### SET PROBLEM
Copy each line where the word "προορισμούς" occurs.

### PROVIDED DATA
----------

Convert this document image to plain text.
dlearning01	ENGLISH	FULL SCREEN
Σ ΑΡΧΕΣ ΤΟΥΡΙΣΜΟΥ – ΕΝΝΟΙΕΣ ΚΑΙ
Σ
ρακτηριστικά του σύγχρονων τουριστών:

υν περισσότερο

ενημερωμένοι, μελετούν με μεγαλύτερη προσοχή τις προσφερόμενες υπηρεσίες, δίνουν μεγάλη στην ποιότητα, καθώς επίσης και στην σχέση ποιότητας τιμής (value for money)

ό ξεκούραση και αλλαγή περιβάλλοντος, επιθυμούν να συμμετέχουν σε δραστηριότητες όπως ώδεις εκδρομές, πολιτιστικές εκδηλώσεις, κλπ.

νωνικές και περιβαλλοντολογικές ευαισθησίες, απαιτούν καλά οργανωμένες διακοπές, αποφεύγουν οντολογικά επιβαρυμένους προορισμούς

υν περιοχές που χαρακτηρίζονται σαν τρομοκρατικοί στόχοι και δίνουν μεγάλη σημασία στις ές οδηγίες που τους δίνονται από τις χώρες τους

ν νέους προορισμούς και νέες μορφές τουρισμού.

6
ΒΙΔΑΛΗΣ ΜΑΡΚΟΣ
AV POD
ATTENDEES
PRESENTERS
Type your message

----------

### RESPONSE
νωνικές και περιβαλλοντολογικές ευαισθησίες, απαιτούν καλά οργανωμένες διακοπές, αποφεύγουν οντολογικά επιβαρυμένους προορισμούς
ν νέους προορισμούς και νέες μορφές τουρισμού.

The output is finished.